= Task brief =
Write each line out exactly, leaving none out.

= Entries supplied =

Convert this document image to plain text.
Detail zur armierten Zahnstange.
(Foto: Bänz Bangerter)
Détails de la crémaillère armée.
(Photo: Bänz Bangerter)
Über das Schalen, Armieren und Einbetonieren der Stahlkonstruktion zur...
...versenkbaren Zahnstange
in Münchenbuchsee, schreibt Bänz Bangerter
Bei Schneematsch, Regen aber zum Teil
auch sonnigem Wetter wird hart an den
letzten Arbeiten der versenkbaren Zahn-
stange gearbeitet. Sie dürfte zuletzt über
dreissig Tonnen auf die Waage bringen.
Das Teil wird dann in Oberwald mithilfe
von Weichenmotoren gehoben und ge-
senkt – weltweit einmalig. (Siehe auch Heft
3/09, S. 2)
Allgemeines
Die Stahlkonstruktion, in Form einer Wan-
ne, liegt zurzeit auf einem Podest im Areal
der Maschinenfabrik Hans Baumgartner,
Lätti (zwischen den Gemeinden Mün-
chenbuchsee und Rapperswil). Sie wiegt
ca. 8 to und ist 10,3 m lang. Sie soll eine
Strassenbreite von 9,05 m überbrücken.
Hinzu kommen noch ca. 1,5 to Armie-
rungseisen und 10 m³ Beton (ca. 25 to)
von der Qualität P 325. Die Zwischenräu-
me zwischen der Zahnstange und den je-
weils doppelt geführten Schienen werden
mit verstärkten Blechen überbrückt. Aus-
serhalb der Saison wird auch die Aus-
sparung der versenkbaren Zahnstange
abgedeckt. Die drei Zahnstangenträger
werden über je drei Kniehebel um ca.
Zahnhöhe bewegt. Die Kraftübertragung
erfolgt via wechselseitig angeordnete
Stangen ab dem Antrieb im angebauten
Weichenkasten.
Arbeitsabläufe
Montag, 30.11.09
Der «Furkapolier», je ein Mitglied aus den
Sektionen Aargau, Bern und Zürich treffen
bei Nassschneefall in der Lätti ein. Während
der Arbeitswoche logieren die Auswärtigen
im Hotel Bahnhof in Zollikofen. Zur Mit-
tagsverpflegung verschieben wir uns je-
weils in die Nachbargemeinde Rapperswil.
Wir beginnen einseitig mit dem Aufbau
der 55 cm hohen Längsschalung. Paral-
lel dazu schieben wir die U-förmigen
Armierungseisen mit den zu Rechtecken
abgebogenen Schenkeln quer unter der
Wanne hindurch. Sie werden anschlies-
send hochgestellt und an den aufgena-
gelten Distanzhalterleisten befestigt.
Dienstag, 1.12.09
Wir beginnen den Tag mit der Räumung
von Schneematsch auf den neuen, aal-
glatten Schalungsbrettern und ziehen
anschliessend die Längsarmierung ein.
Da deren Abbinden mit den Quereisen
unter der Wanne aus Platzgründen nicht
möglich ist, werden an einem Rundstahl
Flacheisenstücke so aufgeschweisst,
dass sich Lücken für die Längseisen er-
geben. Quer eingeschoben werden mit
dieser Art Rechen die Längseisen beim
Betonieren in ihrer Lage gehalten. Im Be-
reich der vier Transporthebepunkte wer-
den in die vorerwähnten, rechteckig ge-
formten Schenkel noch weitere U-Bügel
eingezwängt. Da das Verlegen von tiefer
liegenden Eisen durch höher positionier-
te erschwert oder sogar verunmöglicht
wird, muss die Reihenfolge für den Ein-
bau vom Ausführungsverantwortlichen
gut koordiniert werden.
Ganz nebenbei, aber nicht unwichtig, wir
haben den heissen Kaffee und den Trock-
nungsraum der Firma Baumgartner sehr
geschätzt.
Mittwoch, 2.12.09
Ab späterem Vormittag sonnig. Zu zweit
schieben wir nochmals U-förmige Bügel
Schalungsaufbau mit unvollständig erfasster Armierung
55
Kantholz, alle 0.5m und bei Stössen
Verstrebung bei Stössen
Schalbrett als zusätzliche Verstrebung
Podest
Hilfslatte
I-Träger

= Reply to the exercise =
Convert this document image to plain text.
Detail zur armierten Zahnstange.
(Foto: Bänz Bangerter)
Détails de la crémaillère armée.
(Photo: Bänz Bangerter)
Über das Schalen, Armieren und Einbetonieren der Stahlkonstruktion zur...
...versenkbaren Zahnstange
in Münchenbuchsee, schreibt Bänz Bangerter
Bei Schneematsch, Regen aber zum Teil
auch sonnigem Wetter wird hart an den
letzten Arbeiten der versenkbaren Zahn-
stange gearbeitet. Sie dürfte zuletzt über
dreissig Tonnen auf die Waage bringen.
Das Teil wird dann in Oberwald mithilfe
von Weichenmotoren gehoben und ge-
senkt – weltweit einmalig. (Siehe auch Heft
3/09, S. 2)
Allgemeines
Die Stahlkonstruktion, in Form einer Wan-
ne, liegt zurzeit auf einem Podest im Areal
der Maschinenfabrik Hans Baumgartner,
Lätti (zwischen den Gemeinden Mün-
chenbuchsee und Rapperswil). Sie wiegt
ca. 8 to und ist 10,3 m lang. Sie soll eine
Strassenbreite von 9,05 m überbrücken.
Hinzu kommen noch ca. 1,5 to Armie-
rungseisen und 10 m³ Beton (ca. 25 to)
von der Qualität P 325. Die Zwischenräu-
me zwischen der Zahnstange und den je-
weils doppelt geführten Schienen werden
mit verstärkten Blechen überbrückt. Aus-
serhalb der Saison wird auch die Aus-
sparung der versenkbaren Zahnstange
abgedeckt. Die drei Zahnstangenträger
werden über je drei Kniehebel um ca.
Zahnhöhe bewegt. Die Kraftübertragung
erfolgt via wechselseitig angeordnete
Stangen ab dem Antrieb im angebauten
Weichenkasten.
Arbeitsabläufe
Montag, 30.11.09
Der «Furkapolier», je ein Mitglied aus den
Sektionen Aargau, Bern und Zürich treffen
bei Nassschneefall in der Lätti ein. Während
der Arbeitswoche logieren die Auswärtigen
im Hotel Bahnhof in Zollikofen. Zur Mit-
tagsverpflegung verschieben wir uns je-
weils in die Nachbargemeinde Rapperswil.
Wir beginnen einseitig mit dem Aufbau
der 55 cm hohen Längsschalung. Paral-
lel dazu schieben wir die U-förmigen
Armierungseisen mit den zu Rechtecken
abgebogenen Schenkeln quer unter der
Wanne hindurch. Sie werden anschlies-
send hochgestellt und an den aufgena-
gelten Distanzhalterleisten befestigt.
Dienstag, 1.12.09
Wir beginnen den Tag mit der Räumung
von Schneematsch auf den neuen, aal-
glatten Schalungsbrettern und ziehen
anschliessend die Längsarmierung ein.
Da deren Abbinden mit den Quereisen
unter der Wanne aus Platzgründen nicht
möglich ist, werden an einem Rundstahl
Flacheisenstücke so aufgeschweisst,
dass sich Lücken für die Längseisen er-
geben. Quer eingeschoben werden mit
dieser Art Rechen die Längseisen beim
Betonieren in ihrer Lage gehalten. Im Be-
reich der vier Transporthebepunkte wer-
den in die vorerwähnten, rechteckig ge-
formten Schenkel noch weitere U-Bügel
eingezwängt. Da das Verlegen von tiefer
liegenden Eisen durch höher positionier-
te erschwert oder sogar verunmöglicht
wird, muss die Reihenfolge für den Ein-
bau vom Ausführungsverantwortlichen
gut koordiniert werden.
Ganz nebenbei, aber nicht unwichtig, wir
haben den heissen Kaffee und den Trock-
nungsraum der Firma Baumgartner sehr
geschätzt.
Mittwoch, 2.12.09
Ab späterem Vormittag sonnig. Zu zweit
schieben wir nochmals U-förmige Bügel
Schalungsaufbau mit unvollständig erfasster Armierung
55
Kantholz, alle 0.5m und bei Stössen
Verstrebung bei Stössen
Schalbrett als zusätzliche Verstrebung
Podest
Hilfslatte
I-Träger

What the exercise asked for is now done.